↓↓↓

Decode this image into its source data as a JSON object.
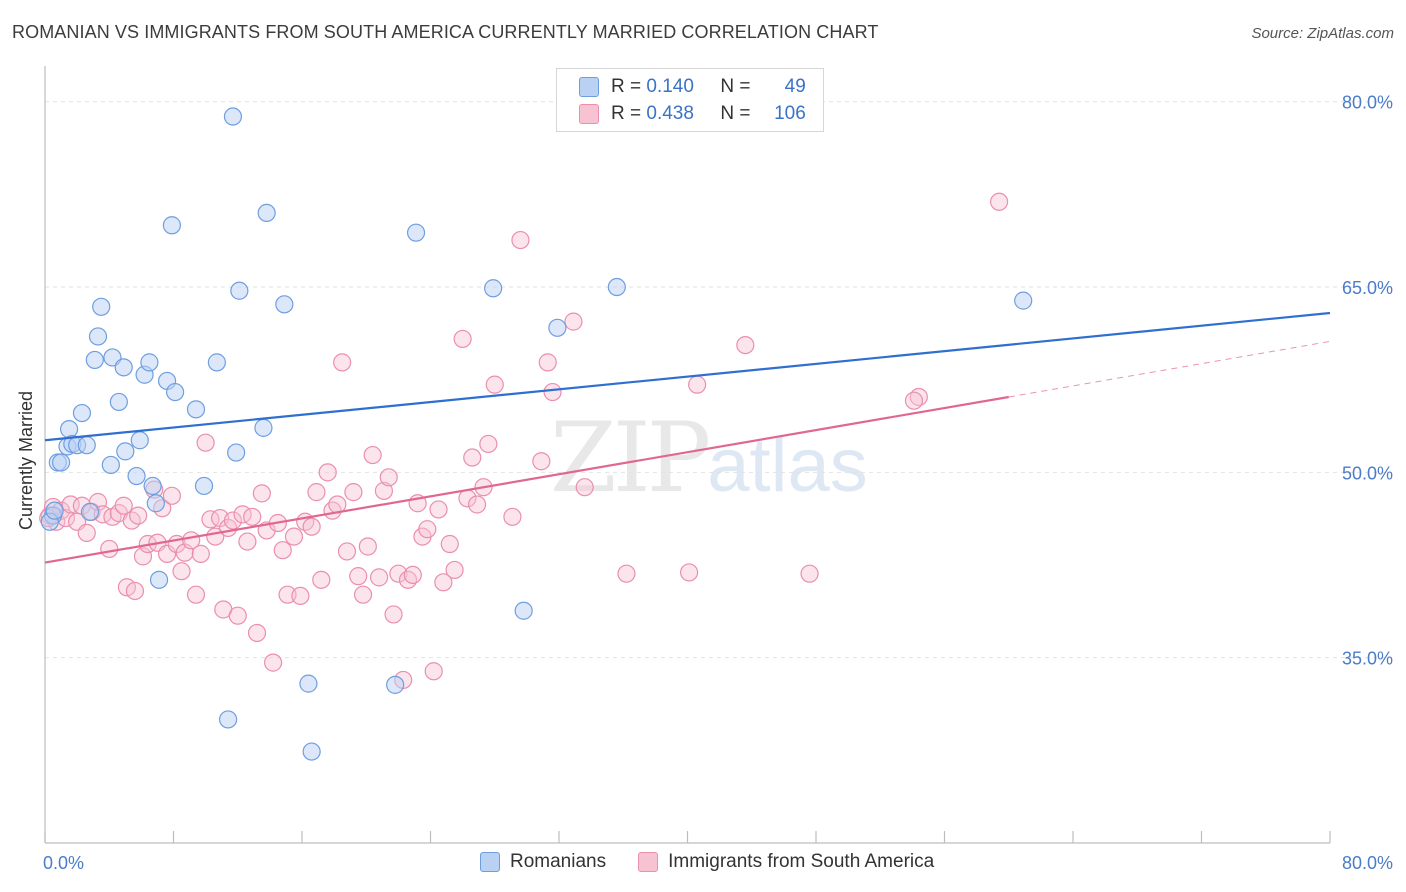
{
  "title": "ROMANIAN VS IMMIGRANTS FROM SOUTH AMERICA CURRENTLY MARRIED CORRELATION CHART",
  "source": "Source: ZipAtlas.com",
  "watermark": {
    "zip": "ZIP",
    "atlas": "atlas"
  },
  "legend": {
    "r_label": "R =",
    "n_label": "N =",
    "rows": [
      {
        "r": "0.140",
        "n": "49"
      },
      {
        "r": "0.438",
        "n": "106"
      }
    ]
  },
  "colors": {
    "blue_fill": "#b9d2f3",
    "blue_stroke": "#6f9ee0",
    "blue_line": "#2f6fd0",
    "pink_fill": "#f7c3d3",
    "pink_stroke": "#ea8fae",
    "pink_line": "#e06890",
    "tick_label": "#4a7cc9",
    "grid": "#e2e2e2"
  },
  "chart_data": {
    "type": "scatter",
    "title": "ROMANIAN VS IMMIGRANTS FROM SOUTH AMERICA CURRENTLY MARRIED CORRELATION CHART",
    "xlabel": "",
    "ylabel": "Currently Married",
    "xlim": [
      0,
      80
    ],
    "ylim": [
      20,
      82
    ],
    "x_tick_labels": [
      "0.0%",
      "80.0%"
    ],
    "y_ticks": [
      35,
      50,
      65,
      80
    ],
    "y_tick_labels": [
      "35.0%",
      "50.0%",
      "65.0%",
      "80.0%"
    ],
    "grid": true,
    "legend_position": "top-center",
    "series": [
      {
        "name": "Romanians",
        "color": "#6f9ee0",
        "trend": {
          "x0": 0,
          "y0": 52.6,
          "x1": 80,
          "y1": 62.9
        },
        "points": [
          [
            0.5,
            46.5
          ],
          [
            0.8,
            50.8
          ],
          [
            1.0,
            50.8
          ],
          [
            1.4,
            52.1
          ],
          [
            1.5,
            53.5
          ],
          [
            1.7,
            52.3
          ],
          [
            2.0,
            52.2
          ],
          [
            2.3,
            54.8
          ],
          [
            2.6,
            52.2
          ],
          [
            2.8,
            46.8
          ],
          [
            3.1,
            59.1
          ],
          [
            3.3,
            61.0
          ],
          [
            3.5,
            63.4
          ],
          [
            4.1,
            50.6
          ],
          [
            4.2,
            59.3
          ],
          [
            4.6,
            55.7
          ],
          [
            4.9,
            58.5
          ],
          [
            5.0,
            51.7
          ],
          [
            5.7,
            49.7
          ],
          [
            5.9,
            52.6
          ],
          [
            6.2,
            57.9
          ],
          [
            6.5,
            58.9
          ],
          [
            6.7,
            48.9
          ],
          [
            6.9,
            47.5
          ],
          [
            7.1,
            41.3
          ],
          [
            7.6,
            57.4
          ],
          [
            7.9,
            70.0
          ],
          [
            8.1,
            56.5
          ],
          [
            9.4,
            55.1
          ],
          [
            9.9,
            48.9
          ],
          [
            10.7,
            58.9
          ],
          [
            11.7,
            78.8
          ],
          [
            11.9,
            51.6
          ],
          [
            12.1,
            64.7
          ],
          [
            13.6,
            53.6
          ],
          [
            13.8,
            71.0
          ],
          [
            14.9,
            63.6
          ],
          [
            16.4,
            32.9
          ],
          [
            16.6,
            27.4
          ],
          [
            11.4,
            30.0
          ],
          [
            21.8,
            32.8
          ],
          [
            23.1,
            69.4
          ],
          [
            27.9,
            64.9
          ],
          [
            29.8,
            38.8
          ],
          [
            31.9,
            61.7
          ],
          [
            35.6,
            65.0
          ],
          [
            60.9,
            63.9
          ],
          [
            0.3,
            46.0
          ],
          [
            0.6,
            46.9
          ]
        ]
      },
      {
        "name": "Immigrants from South America",
        "color": "#ea8fae",
        "trend": {
          "x0": 0,
          "y0": 42.7,
          "x1": 60,
          "y1": 56.1
        },
        "trend_dashed": {
          "x0": 60,
          "y0": 56.1,
          "x1": 80,
          "y1": 60.6
        },
        "points": [
          [
            0.3,
            46.5
          ],
          [
            0.5,
            47.2
          ],
          [
            0.7,
            46.0
          ],
          [
            1.0,
            46.9
          ],
          [
            1.3,
            46.3
          ],
          [
            1.6,
            47.4
          ],
          [
            2.0,
            46.0
          ],
          [
            2.3,
            47.3
          ],
          [
            2.6,
            45.1
          ],
          [
            2.9,
            46.8
          ],
          [
            3.3,
            47.6
          ],
          [
            3.6,
            46.6
          ],
          [
            4.0,
            43.8
          ],
          [
            4.2,
            46.4
          ],
          [
            4.6,
            46.7
          ],
          [
            4.9,
            47.3
          ],
          [
            5.1,
            40.7
          ],
          [
            5.4,
            46.1
          ],
          [
            5.6,
            40.4
          ],
          [
            5.8,
            46.5
          ],
          [
            6.1,
            43.2
          ],
          [
            6.4,
            44.2
          ],
          [
            6.8,
            48.6
          ],
          [
            7.0,
            44.3
          ],
          [
            7.3,
            47.1
          ],
          [
            7.6,
            43.4
          ],
          [
            7.9,
            48.1
          ],
          [
            8.2,
            44.2
          ],
          [
            8.5,
            42.0
          ],
          [
            8.7,
            43.5
          ],
          [
            9.1,
            44.5
          ],
          [
            9.4,
            40.1
          ],
          [
            9.7,
            43.4
          ],
          [
            10.0,
            52.4
          ],
          [
            10.3,
            46.2
          ],
          [
            10.6,
            44.8
          ],
          [
            10.9,
            46.3
          ],
          [
            11.1,
            38.9
          ],
          [
            11.4,
            45.5
          ],
          [
            11.7,
            46.1
          ],
          [
            12.0,
            38.4
          ],
          [
            12.3,
            46.6
          ],
          [
            12.6,
            44.4
          ],
          [
            12.9,
            46.4
          ],
          [
            13.2,
            37.0
          ],
          [
            13.5,
            48.3
          ],
          [
            13.8,
            45.3
          ],
          [
            14.2,
            34.6
          ],
          [
            14.5,
            45.9
          ],
          [
            14.8,
            43.7
          ],
          [
            15.1,
            40.1
          ],
          [
            15.5,
            44.8
          ],
          [
            15.9,
            40.0
          ],
          [
            16.2,
            46.0
          ],
          [
            16.6,
            45.6
          ],
          [
            16.9,
            48.4
          ],
          [
            17.2,
            41.3
          ],
          [
            17.6,
            50.0
          ],
          [
            17.9,
            46.9
          ],
          [
            18.2,
            47.4
          ],
          [
            18.5,
            58.9
          ],
          [
            18.8,
            43.6
          ],
          [
            19.2,
            48.4
          ],
          [
            19.5,
            41.6
          ],
          [
            19.8,
            40.1
          ],
          [
            20.1,
            44.0
          ],
          [
            20.4,
            51.4
          ],
          [
            20.8,
            41.5
          ],
          [
            21.1,
            48.5
          ],
          [
            21.4,
            49.6
          ],
          [
            21.7,
            38.5
          ],
          [
            22.0,
            41.8
          ],
          [
            22.3,
            33.2
          ],
          [
            22.6,
            41.3
          ],
          [
            22.9,
            41.7
          ],
          [
            23.2,
            47.5
          ],
          [
            23.5,
            44.8
          ],
          [
            23.8,
            45.4
          ],
          [
            24.2,
            33.9
          ],
          [
            24.5,
            47.0
          ],
          [
            24.8,
            41.1
          ],
          [
            25.2,
            44.2
          ],
          [
            25.5,
            42.1
          ],
          [
            26.0,
            60.8
          ],
          [
            26.3,
            47.9
          ],
          [
            26.6,
            51.2
          ],
          [
            26.9,
            47.4
          ],
          [
            27.3,
            48.8
          ],
          [
            27.6,
            52.3
          ],
          [
            28.0,
            57.1
          ],
          [
            29.1,
            46.4
          ],
          [
            29.6,
            68.8
          ],
          [
            30.9,
            50.9
          ],
          [
            31.3,
            58.9
          ],
          [
            31.6,
            56.5
          ],
          [
            32.9,
            62.2
          ],
          [
            33.6,
            48.8
          ],
          [
            36.2,
            41.8
          ],
          [
            40.1,
            41.9
          ],
          [
            40.6,
            57.1
          ],
          [
            43.6,
            60.3
          ],
          [
            47.6,
            41.8
          ],
          [
            54.4,
            56.1
          ],
          [
            54.1,
            55.8
          ],
          [
            59.4,
            71.9
          ],
          [
            0.2,
            46.3
          ]
        ]
      }
    ]
  }
}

↑↑↑

**THE REQUEST**
Every line that holds the word "CORRELATION" counts once; state the total number of such lines and nothing else.

**SOLUTION TO THE PROBLEM**
2